═════ Data section
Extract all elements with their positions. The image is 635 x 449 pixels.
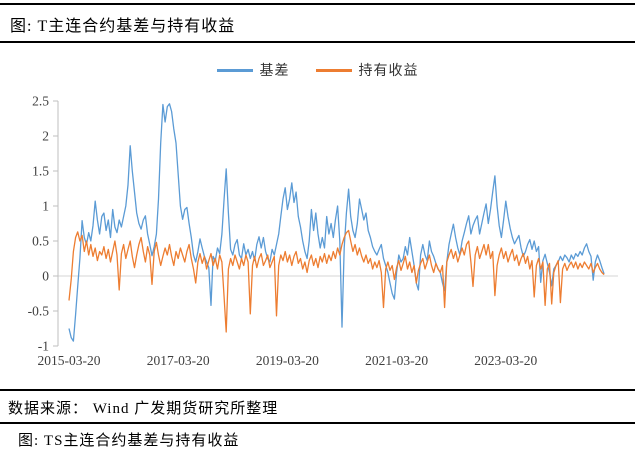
svg-text:2023-03-20: 2023-03-20 xyxy=(474,353,537,368)
svg-text:0: 0 xyxy=(42,269,49,284)
svg-text:2021-03-20: 2021-03-20 xyxy=(365,353,428,368)
figure-footer: 数据来源： Wind 广发期货研究所整理 图: TS主连合约基差与持有收益 xyxy=(0,389,635,449)
series-line-carry xyxy=(68,229,605,333)
figure-title-bar: 图: T主连合约基差与持有收益 xyxy=(0,3,635,43)
x-axis-labels: 2015-03-20 2017-03-20 2019-03-20 2021-03-20… xyxy=(38,353,538,368)
legend-label-basis: 基差 xyxy=(259,64,290,79)
svg-text:0.5: 0.5 xyxy=(32,234,49,249)
svg-text:2015-03-20: 2015-03-20 xyxy=(38,353,101,368)
svg-text:-0.5: -0.5 xyxy=(28,304,50,319)
svg-text:2017-03-20: 2017-03-20 xyxy=(147,353,210,368)
data-source-note: 数据来源： Wind 广发期货研究所整理 xyxy=(0,389,635,422)
legend-line-icon-basis xyxy=(216,68,253,72)
chart-legend: 基差 持有收益 xyxy=(0,43,635,89)
svg-text:-1: -1 xyxy=(38,339,49,354)
legend-item-basis: 基差 xyxy=(216,60,290,80)
svg-text:2.5: 2.5 xyxy=(32,94,49,109)
legend-item-carry: 持有收益 xyxy=(315,60,419,80)
next-figure-title: 图: TS主连合约基差与持有收益 xyxy=(0,422,635,449)
svg-text:2: 2 xyxy=(42,129,49,144)
figure-title: 图: T主连合约基差与持有收益 xyxy=(10,18,236,35)
legend-line-icon-carry xyxy=(315,68,352,72)
legend-label-carry: 持有收益 xyxy=(358,64,419,79)
series-line-basis xyxy=(68,103,605,342)
y-axis: 2.5 2 1.5 1 0.5 0 -0.5 -1 xyxy=(28,94,59,354)
svg-text:2019-03-20: 2019-03-20 xyxy=(256,353,319,368)
svg-text:1: 1 xyxy=(42,199,49,214)
svg-text:1.5: 1.5 xyxy=(32,164,49,179)
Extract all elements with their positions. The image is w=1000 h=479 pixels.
══════════
> [What you are asked to do]: Reproduce every line of the records above verbatim, omitting the pictures.

> [Answer in full]:
Extract all elements with their positions. The image is 635 x 449 pixels.
svg-text:2023-03-20: 2023-03-20 xyxy=(474,353,537,368)
svg-text:0: 0 xyxy=(42,269,49,284)
svg-text:2021-03-20: 2021-03-20 xyxy=(365,353,428,368)
figure-footer: 数据来源： Wind 广发期货研究所整理 图: TS主连合约基差与持有收益 xyxy=(0,389,635,449)
series-line-carry xyxy=(68,229,605,333)
figure-title-bar: 图: T主连合约基差与持有收益 xyxy=(0,3,635,43)
x-axis-labels: 2015-03-20 2017-03-20 2019-03-20 2021-03-20… xyxy=(38,353,538,368)
legend-label-basis: 基差 xyxy=(259,64,290,79)
svg-text:0.5: 0.5 xyxy=(32,234,49,249)
svg-text:2015-03-20: 2015-03-20 xyxy=(38,353,101,368)
svg-text:-0.5: -0.5 xyxy=(28,304,50,319)
svg-text:2017-03-20: 2017-03-20 xyxy=(147,353,210,368)
data-source-note: 数据来源： Wind 广发期货研究所整理 xyxy=(0,389,635,422)
legend-line-icon-basis xyxy=(216,68,253,72)
chart-legend: 基差 持有收益 xyxy=(0,43,635,89)
svg-text:-1: -1 xyxy=(38,339,49,354)
legend-item-basis: 基差 xyxy=(216,60,290,80)
svg-text:2.5: 2.5 xyxy=(32,94,49,109)
legend-item-carry: 持有收益 xyxy=(315,60,419,80)
next-figure-title: 图: TS主连合约基差与持有收益 xyxy=(0,422,635,449)
svg-text:2: 2 xyxy=(42,129,49,144)
figure-title: 图: T主连合约基差与持有收益 xyxy=(10,18,236,35)
legend-line-icon-carry xyxy=(315,68,352,72)
legend-label-carry: 持有收益 xyxy=(358,64,419,79)
series-line-basis xyxy=(68,103,605,342)
y-axis: 2.5 2 1.5 1 0.5 0 -0.5 -1 xyxy=(28,94,59,354)
svg-text:2019-03-20: 2019-03-20 xyxy=(256,353,319,368)
svg-text:1: 1 xyxy=(42,199,49,214)
svg-text:1.5: 1.5 xyxy=(32,164,49,179)
Extract all elements with their positions. The image is w=1000 h=479 pixels.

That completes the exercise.